Extracted records
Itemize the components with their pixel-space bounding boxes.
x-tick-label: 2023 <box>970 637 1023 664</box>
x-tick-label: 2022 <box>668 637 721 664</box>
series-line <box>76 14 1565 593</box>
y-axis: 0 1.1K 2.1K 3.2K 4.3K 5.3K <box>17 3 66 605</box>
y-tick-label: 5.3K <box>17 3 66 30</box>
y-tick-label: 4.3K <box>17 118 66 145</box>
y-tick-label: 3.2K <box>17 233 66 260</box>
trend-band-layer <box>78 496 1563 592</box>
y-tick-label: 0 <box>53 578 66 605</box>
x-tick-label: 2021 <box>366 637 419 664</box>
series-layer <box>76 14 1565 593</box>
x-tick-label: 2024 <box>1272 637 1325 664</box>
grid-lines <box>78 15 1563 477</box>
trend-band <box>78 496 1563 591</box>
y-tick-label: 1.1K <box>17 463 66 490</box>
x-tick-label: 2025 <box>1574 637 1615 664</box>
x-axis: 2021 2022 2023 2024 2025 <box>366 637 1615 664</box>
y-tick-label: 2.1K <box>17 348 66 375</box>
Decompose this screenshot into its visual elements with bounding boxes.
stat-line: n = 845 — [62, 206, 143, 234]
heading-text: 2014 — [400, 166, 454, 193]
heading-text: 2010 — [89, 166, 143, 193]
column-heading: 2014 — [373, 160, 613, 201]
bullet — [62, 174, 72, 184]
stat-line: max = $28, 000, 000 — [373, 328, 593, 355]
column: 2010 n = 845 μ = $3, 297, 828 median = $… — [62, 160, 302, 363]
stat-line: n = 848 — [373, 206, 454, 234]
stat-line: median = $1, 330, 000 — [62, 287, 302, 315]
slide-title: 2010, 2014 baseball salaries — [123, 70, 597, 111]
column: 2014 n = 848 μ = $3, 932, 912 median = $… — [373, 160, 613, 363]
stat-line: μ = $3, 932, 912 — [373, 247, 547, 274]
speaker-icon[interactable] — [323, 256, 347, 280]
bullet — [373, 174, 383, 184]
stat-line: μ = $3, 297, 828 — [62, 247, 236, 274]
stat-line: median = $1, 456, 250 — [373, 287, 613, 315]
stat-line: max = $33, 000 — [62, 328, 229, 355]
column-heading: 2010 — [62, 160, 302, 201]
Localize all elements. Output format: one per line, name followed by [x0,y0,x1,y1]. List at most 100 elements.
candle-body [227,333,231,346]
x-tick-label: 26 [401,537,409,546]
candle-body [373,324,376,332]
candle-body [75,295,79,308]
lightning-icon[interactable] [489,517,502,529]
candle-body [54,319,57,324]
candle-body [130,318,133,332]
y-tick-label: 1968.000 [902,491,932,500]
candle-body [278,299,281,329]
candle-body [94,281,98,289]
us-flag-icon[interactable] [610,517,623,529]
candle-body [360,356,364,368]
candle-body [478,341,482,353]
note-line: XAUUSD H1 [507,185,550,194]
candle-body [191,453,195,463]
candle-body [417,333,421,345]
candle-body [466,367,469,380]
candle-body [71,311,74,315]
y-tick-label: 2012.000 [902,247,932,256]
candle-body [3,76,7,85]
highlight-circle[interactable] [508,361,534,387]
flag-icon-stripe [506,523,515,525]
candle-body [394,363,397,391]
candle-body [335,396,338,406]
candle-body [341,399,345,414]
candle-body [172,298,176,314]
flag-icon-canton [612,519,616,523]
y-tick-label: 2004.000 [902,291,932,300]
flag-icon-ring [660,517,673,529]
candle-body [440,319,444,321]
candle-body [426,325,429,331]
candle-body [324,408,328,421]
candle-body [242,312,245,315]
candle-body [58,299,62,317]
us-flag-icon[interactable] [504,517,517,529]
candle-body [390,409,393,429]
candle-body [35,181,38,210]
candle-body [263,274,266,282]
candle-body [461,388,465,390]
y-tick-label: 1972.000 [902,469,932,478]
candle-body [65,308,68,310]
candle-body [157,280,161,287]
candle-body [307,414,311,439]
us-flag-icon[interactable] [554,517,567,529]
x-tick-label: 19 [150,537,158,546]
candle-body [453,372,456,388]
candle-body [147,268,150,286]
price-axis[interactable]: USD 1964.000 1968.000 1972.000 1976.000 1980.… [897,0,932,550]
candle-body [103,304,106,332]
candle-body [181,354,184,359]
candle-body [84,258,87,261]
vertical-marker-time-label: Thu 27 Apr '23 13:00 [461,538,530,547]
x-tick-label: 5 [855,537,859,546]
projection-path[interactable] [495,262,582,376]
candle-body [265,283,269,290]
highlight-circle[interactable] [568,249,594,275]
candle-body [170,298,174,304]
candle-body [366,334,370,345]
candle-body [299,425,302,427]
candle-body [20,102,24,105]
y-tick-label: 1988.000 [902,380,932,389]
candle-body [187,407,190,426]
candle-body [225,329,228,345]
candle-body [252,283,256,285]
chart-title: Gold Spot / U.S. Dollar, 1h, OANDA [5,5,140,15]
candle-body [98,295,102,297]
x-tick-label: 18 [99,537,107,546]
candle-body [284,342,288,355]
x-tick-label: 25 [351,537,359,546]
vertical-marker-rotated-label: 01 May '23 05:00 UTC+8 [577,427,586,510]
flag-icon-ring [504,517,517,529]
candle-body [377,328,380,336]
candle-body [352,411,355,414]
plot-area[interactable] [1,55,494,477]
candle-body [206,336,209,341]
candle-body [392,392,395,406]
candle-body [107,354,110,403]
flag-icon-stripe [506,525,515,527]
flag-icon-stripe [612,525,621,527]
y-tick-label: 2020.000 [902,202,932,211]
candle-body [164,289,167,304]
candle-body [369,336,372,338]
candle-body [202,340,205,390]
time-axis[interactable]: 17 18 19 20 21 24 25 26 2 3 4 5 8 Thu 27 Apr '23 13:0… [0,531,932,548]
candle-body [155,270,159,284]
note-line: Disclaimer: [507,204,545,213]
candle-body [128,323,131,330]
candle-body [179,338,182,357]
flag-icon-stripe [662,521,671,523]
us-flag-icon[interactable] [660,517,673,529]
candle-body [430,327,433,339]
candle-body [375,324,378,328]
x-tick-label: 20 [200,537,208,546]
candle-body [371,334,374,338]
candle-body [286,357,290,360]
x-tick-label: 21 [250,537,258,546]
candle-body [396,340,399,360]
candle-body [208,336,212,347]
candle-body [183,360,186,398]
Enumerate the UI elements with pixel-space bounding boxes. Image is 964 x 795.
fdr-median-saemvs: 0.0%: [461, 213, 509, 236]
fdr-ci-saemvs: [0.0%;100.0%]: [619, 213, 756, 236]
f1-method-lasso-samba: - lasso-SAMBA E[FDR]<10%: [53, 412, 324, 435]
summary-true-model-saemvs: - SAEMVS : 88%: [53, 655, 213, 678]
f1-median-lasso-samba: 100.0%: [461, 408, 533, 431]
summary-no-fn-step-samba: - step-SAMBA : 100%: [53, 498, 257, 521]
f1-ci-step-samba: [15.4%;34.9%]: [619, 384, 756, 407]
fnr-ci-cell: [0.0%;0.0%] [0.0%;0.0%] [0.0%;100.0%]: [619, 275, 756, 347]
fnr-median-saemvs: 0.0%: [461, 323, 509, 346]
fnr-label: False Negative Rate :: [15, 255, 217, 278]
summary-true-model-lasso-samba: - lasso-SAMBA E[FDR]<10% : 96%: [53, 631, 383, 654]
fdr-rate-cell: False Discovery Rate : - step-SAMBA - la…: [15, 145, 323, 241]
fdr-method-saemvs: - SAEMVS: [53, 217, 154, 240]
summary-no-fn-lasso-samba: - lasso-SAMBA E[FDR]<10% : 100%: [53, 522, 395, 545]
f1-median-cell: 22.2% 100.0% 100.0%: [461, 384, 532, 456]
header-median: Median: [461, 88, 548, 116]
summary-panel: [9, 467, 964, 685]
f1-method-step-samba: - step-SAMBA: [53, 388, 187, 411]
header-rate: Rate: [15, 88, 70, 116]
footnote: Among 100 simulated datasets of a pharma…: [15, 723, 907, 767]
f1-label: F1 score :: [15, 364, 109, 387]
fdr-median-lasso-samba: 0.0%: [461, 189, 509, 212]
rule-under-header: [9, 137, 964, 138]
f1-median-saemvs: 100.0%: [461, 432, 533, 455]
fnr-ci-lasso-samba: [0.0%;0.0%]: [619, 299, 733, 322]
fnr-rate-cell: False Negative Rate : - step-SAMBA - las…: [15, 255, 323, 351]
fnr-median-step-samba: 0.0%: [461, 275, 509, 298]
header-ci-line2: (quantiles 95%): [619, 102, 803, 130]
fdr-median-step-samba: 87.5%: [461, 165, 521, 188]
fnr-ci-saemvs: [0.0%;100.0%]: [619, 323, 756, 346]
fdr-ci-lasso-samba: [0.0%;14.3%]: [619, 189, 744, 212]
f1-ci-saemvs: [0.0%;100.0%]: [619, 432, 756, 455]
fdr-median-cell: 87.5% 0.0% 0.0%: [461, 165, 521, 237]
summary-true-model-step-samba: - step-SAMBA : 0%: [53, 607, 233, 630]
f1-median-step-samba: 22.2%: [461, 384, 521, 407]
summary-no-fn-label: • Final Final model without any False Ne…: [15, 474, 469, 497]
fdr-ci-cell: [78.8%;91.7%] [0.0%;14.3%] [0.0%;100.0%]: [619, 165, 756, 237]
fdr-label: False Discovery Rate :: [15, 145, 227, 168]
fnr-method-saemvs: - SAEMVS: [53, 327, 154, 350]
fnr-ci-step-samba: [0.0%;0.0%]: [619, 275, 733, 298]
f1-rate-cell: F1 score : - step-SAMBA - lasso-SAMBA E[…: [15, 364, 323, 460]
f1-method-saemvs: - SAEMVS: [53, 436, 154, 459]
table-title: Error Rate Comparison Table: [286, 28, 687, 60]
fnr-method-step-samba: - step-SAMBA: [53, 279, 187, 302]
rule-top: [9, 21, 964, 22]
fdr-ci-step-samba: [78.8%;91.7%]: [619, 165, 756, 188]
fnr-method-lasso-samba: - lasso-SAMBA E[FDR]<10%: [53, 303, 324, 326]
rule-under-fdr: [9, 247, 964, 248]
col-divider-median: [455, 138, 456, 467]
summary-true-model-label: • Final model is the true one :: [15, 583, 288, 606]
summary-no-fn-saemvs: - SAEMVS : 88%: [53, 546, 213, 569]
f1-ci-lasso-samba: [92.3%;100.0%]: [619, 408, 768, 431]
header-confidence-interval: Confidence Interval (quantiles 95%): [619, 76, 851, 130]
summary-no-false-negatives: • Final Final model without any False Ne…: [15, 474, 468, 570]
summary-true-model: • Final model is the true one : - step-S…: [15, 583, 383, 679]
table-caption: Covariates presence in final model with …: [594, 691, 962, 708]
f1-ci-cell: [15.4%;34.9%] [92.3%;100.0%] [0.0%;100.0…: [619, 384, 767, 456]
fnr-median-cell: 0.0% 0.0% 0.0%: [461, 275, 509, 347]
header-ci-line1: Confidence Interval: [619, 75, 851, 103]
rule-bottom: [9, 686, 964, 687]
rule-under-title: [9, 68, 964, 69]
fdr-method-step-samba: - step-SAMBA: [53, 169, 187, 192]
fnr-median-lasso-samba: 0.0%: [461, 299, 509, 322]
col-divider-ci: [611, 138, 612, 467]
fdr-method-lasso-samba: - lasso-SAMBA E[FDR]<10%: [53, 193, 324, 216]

WHAT YOU ARE ASKED TO DO -> Repeat everything from the start of the entries down to the line that contains "Localize all elements.", keeping each line unchanged.

THE RESULT ->
Itemize the components with their pixel-space bounding boxes.
x-tick-label: 2023 <box>970 637 1023 664</box>
x-tick-label: 2022 <box>668 637 721 664</box>
series-line <box>76 14 1565 593</box>
y-axis: 0 1.1K 2.1K 3.2K 4.3K 5.3K <box>17 3 66 605</box>
y-tick-label: 5.3K <box>17 3 66 30</box>
y-tick-label: 4.3K <box>17 118 66 145</box>
y-tick-label: 3.2K <box>17 233 66 260</box>
trend-band-layer <box>78 496 1563 592</box>
y-tick-label: 0 <box>53 578 66 605</box>
x-tick-label: 2021 <box>366 637 419 664</box>
series-layer <box>76 14 1565 593</box>
x-tick-label: 2024 <box>1272 637 1325 664</box>
grid-lines <box>78 15 1563 477</box>
trend-band <box>78 496 1563 591</box>
y-tick-label: 1.1K <box>17 463 66 490</box>
x-tick-label: 2025 <box>1574 637 1615 664</box>
x-axis: 2021 2022 2023 2024 2025 <box>366 637 1615 664</box>
y-tick-label: 2.1K <box>17 348 66 375</box>
Decompose this screenshot into its visual elements with bounding boxes.
stat-line: n = 845 — [62, 206, 143, 234]
heading-text: 2014 — [400, 166, 454, 193]
heading-text: 2010 — [89, 166, 143, 193]
column-heading: 2014 — [373, 160, 613, 201]
bullet — [62, 174, 72, 184]
stat-line: max = $28, 000, 000 — [373, 328, 593, 355]
column: 2010 n = 845 μ = $3, 297, 828 median = $… — [62, 160, 302, 363]
stat-line: n = 848 — [373, 206, 454, 234]
stat-line: median = $1, 330, 000 — [62, 287, 302, 315]
slide-title: 2010, 2014 baseball salaries — [123, 70, 597, 111]
column: 2014 n = 848 μ = $3, 932, 912 median = $… — [373, 160, 613, 363]
stat-line: μ = $3, 932, 912 — [373, 247, 547, 274]
speaker-icon[interactable] — [323, 256, 347, 280]
bullet — [373, 174, 383, 184]
stat-line: μ = $3, 297, 828 — [62, 247, 236, 274]
stat-line: median = $1, 456, 250 — [373, 287, 613, 315]
stat-line: max = $33, 000 — [62, 328, 229, 355]
column-heading: 2010 — [62, 160, 302, 201]
Localize all elements. Output format: one per line, name followed by [x0,y0,x1,y1]. List at most 100 elements.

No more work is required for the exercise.